Your task: Transcribe the material exactly. Images do not belong in the copy.

[Stored items]
_ _ _
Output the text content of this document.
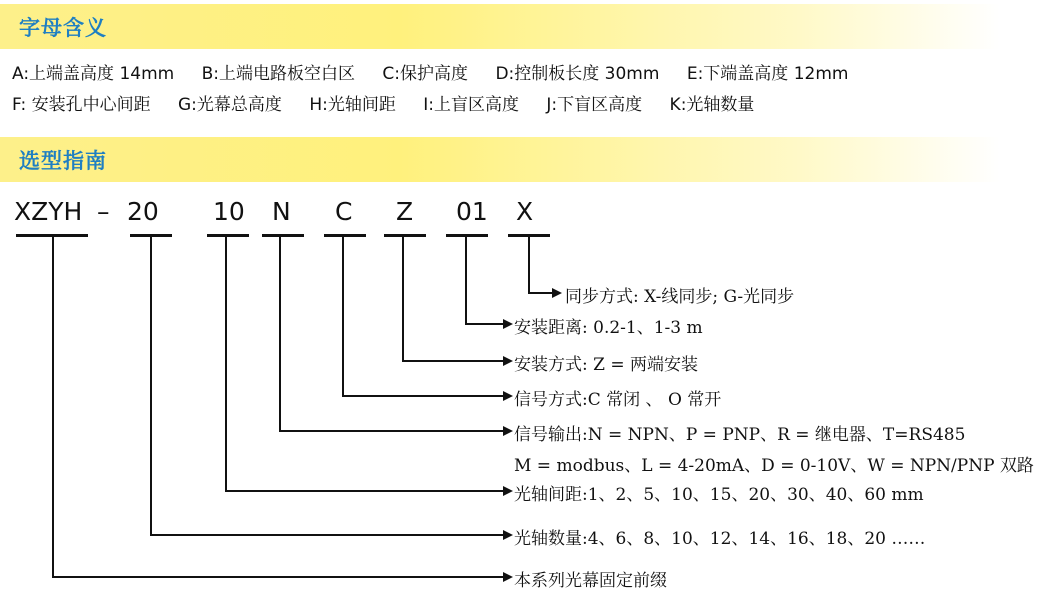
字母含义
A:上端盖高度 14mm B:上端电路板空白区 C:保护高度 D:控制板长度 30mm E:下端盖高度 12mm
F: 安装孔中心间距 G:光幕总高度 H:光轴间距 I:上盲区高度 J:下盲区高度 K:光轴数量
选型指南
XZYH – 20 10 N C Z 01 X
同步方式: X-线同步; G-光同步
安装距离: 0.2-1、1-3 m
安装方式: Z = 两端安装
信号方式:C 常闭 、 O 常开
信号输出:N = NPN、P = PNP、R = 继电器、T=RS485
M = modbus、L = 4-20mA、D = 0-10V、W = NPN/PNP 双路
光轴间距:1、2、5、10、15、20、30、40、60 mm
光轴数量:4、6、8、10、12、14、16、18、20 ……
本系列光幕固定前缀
_ _ _
The solution:
Output the text content of this document.
字母含义
A:上端盖高度 14mm B:上端电路板空白区 C:保护高度 D:控制板长度 30mm E:下端盖高度 12mm
F: 安装孔中心间距 G:光幕总高度 H:光轴间距 I:上盲区高度 J:下盲区高度 K:光轴数量
选型指南
XZYH – 20 10 N C Z 01 X
同步方式: X-线同步; G-光同步
安装距离: 0.2-1、1-3 m
安装方式: Z = 两端安装
信号方式:C 常闭 、 O 常开
信号输出:N = NPN、P = PNP、R = 继电器、T=RS485
M = modbus、L = 4-20mA、D = 0-10V、W = NPN/PNP 双路
光轴间距:1、2、5、10、15、20、30、40、60 mm
光轴数量:4、6、8、10、12、14、16、18、20 ……
本系列光幕固定前缀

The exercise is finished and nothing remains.